## Saved entries

::::

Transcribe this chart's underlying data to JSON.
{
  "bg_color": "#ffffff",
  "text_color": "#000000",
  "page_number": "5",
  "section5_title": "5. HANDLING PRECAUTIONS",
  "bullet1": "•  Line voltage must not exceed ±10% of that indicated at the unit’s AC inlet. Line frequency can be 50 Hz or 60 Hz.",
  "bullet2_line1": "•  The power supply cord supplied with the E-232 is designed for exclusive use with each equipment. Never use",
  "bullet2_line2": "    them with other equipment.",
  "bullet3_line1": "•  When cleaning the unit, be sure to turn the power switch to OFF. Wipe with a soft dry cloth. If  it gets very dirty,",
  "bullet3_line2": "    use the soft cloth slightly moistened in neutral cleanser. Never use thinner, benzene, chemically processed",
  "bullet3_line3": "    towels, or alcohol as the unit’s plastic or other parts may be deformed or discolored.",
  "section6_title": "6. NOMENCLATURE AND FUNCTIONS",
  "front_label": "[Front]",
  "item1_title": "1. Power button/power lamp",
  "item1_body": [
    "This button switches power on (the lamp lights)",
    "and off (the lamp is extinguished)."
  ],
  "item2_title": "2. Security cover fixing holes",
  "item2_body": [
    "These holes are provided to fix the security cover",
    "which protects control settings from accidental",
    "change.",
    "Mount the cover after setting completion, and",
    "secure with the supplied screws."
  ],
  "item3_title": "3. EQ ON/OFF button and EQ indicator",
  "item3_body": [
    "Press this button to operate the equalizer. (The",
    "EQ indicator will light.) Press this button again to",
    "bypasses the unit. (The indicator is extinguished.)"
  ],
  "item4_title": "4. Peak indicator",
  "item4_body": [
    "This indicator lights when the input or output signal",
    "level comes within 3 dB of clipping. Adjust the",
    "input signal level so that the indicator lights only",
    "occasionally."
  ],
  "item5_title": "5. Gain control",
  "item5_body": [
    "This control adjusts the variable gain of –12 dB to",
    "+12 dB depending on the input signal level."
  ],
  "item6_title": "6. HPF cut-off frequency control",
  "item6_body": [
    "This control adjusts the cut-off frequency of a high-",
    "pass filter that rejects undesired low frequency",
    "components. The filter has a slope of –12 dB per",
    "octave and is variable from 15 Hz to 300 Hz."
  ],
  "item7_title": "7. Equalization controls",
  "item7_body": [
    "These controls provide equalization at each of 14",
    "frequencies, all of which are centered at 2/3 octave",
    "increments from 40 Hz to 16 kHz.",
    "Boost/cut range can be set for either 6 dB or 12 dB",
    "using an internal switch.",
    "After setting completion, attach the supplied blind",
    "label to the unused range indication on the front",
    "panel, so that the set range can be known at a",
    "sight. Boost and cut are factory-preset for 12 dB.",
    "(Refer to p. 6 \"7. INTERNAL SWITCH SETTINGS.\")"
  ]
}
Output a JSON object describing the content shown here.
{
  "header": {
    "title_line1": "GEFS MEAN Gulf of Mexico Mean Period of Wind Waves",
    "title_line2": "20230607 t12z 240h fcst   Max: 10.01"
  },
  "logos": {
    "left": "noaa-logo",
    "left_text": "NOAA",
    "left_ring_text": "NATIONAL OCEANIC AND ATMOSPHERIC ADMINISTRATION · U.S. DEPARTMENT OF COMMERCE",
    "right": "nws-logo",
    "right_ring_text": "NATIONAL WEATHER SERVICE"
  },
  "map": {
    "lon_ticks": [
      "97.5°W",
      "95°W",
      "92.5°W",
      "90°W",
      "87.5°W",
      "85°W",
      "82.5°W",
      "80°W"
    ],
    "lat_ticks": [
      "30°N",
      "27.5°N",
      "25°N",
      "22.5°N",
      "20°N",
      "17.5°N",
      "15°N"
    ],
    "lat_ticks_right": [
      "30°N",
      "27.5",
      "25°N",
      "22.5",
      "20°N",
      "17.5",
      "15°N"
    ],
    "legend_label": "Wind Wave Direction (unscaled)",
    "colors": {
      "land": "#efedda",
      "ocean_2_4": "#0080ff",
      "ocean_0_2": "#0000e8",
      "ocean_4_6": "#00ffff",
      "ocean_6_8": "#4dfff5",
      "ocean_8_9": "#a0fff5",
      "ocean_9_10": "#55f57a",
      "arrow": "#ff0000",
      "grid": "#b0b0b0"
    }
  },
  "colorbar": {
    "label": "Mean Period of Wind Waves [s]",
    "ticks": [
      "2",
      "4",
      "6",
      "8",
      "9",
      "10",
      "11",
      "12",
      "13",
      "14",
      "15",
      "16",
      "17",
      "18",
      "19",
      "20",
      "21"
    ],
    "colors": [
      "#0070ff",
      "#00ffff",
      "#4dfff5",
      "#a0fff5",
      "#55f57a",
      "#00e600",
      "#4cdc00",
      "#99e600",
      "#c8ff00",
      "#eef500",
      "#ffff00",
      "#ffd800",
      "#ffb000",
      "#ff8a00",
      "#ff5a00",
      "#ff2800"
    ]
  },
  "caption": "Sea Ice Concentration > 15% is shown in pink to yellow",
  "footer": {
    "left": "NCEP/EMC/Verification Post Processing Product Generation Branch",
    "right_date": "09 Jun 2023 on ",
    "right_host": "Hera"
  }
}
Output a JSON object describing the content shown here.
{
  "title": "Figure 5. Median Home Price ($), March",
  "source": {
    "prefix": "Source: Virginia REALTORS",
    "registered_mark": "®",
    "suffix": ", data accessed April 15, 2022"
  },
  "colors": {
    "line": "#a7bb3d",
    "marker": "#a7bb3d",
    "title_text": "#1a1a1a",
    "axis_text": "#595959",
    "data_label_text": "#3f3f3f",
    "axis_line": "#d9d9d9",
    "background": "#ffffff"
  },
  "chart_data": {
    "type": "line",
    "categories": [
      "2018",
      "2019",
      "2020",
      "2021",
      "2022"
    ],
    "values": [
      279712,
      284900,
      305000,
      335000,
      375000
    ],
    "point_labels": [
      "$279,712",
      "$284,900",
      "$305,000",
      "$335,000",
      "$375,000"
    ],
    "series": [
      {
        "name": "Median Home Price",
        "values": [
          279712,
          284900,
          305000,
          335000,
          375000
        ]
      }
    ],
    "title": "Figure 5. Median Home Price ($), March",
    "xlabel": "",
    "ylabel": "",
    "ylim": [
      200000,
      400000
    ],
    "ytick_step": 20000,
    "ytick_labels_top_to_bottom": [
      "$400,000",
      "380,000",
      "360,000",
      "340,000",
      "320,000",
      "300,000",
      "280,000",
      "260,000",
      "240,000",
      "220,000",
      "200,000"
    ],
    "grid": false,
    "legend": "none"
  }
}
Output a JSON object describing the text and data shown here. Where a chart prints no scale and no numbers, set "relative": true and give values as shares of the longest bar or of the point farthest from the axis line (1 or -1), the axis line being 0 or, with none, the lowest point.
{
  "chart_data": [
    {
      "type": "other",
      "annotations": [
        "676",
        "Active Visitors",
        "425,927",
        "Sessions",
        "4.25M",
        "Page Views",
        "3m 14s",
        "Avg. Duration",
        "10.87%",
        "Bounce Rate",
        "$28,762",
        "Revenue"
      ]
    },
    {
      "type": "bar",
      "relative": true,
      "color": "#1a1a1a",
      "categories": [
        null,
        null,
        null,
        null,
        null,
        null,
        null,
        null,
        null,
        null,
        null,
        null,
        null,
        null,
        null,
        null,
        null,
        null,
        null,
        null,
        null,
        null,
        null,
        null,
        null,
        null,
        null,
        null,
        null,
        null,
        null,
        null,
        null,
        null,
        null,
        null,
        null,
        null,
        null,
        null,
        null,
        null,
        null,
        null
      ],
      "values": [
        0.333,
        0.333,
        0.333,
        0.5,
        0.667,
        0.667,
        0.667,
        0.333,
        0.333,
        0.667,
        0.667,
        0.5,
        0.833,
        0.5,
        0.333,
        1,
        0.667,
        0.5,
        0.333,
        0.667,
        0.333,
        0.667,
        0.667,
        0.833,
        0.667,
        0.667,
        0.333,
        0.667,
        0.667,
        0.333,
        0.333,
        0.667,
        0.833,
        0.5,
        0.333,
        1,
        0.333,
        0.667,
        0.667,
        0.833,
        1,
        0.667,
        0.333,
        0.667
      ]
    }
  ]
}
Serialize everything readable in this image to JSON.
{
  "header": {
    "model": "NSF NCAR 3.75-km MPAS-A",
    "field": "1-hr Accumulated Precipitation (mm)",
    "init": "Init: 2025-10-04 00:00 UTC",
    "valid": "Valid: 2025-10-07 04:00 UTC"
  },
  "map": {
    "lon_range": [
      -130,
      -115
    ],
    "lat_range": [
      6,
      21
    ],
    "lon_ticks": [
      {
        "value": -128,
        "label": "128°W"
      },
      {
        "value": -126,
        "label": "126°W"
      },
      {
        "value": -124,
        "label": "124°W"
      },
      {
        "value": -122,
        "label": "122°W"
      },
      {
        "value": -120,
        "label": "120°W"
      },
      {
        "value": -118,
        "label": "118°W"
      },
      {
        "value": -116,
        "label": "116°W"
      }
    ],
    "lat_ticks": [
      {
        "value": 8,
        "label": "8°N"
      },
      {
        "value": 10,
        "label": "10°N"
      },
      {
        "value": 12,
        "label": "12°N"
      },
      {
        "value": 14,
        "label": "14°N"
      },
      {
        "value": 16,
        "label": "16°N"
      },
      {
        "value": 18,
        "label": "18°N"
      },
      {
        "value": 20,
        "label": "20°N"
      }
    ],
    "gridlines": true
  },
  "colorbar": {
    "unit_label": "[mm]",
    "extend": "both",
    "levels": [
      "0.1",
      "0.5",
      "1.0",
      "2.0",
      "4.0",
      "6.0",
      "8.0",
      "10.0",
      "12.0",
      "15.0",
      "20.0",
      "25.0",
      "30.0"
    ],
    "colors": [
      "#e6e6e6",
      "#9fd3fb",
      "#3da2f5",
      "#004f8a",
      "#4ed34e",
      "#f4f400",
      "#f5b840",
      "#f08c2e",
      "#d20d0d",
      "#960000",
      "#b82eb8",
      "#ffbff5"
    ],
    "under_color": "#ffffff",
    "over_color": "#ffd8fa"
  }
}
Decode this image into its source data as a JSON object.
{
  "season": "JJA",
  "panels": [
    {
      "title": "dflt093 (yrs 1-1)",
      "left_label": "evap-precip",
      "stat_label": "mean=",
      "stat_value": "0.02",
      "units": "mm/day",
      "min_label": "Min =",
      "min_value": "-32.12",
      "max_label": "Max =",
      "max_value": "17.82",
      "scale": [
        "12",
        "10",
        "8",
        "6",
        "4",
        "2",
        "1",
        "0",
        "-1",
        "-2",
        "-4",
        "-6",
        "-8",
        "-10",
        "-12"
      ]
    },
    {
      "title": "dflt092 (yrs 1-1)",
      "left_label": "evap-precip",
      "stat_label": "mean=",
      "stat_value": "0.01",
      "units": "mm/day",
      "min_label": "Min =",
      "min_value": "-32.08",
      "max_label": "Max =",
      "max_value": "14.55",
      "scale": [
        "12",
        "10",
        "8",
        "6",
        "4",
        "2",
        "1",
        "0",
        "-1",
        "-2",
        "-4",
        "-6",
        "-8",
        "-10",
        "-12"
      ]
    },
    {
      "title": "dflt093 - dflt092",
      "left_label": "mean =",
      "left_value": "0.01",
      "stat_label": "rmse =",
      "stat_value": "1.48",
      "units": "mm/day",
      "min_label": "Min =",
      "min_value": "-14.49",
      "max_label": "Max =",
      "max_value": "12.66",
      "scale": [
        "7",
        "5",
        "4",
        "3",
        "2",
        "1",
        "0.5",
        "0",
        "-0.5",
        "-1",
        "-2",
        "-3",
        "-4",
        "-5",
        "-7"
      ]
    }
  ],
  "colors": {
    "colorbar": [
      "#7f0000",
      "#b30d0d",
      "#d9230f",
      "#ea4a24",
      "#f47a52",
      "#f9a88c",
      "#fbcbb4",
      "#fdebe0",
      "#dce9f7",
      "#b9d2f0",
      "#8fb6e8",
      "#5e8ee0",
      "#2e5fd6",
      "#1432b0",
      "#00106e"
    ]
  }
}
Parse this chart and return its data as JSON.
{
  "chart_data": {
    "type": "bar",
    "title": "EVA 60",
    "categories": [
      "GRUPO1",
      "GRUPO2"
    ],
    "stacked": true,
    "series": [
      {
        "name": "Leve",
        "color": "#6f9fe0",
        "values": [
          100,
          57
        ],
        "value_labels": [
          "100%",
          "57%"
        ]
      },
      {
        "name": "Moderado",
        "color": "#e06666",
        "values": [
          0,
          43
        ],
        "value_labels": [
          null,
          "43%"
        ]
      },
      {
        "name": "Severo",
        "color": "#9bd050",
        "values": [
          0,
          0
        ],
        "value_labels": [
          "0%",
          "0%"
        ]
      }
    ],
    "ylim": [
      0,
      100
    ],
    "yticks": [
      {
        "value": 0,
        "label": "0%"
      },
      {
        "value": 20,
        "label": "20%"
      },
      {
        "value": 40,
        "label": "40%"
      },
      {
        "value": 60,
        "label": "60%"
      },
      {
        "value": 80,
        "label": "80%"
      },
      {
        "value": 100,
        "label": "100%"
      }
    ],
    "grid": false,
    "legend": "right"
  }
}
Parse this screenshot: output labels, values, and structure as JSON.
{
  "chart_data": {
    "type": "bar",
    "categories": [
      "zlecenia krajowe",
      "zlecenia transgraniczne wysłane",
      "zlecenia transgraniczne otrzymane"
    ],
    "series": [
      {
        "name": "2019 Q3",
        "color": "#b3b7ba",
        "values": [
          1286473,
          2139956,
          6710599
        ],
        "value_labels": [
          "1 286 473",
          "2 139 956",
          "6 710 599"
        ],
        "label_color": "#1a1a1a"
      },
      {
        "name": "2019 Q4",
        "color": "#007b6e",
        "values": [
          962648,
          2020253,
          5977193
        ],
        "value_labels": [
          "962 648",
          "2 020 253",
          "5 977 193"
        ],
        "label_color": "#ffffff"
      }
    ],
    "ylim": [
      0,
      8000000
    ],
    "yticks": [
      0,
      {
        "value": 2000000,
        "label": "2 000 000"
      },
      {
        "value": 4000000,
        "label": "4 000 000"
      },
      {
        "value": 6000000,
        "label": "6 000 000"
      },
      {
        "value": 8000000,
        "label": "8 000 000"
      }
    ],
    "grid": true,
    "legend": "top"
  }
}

::::

## Task
Return precisely the lines of the records, starting with the line that holds "Parse this screenshot: output" and ending with the last one.

## Output below
Parse this screenshot: output labels, values, and structure as JSON.
{
  "chart_data": {
    "type": "bar",
    "categories": [
      "zlecenia krajowe",
      "zlecenia transgraniczne wysłane",
      "zlecenia transgraniczne otrzymane"
    ],
    "series": [
      {
        "name": "2019 Q3",
        "color": "#b3b7ba",
        "values": [
          1286473,
          2139956,
          6710599
        ],
        "value_labels": [
          "1 286 473",
          "2 139 956",
          "6 710 599"
        ],
        "label_color": "#1a1a1a"
      },
      {
        "name": "2019 Q4",
        "color": "#007b6e",
        "values": [
          962648,
          2020253,
          5977193
        ],
        "value_labels": [
          "962 648",
          "2 020 253",
          "5 977 193"
        ],
        "label_color": "#ffffff"
      }
    ],
    "ylim": [
      0,
      8000000
    ],
    "yticks": [
      0,
      {
        "value": 2000000,
        "label": "2 000 000"
      },
      {
        "value": 4000000,
        "label": "4 000 000"
      },
      {
        "value": 6000000,
        "label": "6 000 000"
      },
      {
        "value": 8000000,
        "label": "8 000 000"
      }
    ],
    "grid": true,
    "legend": "top"
  }
}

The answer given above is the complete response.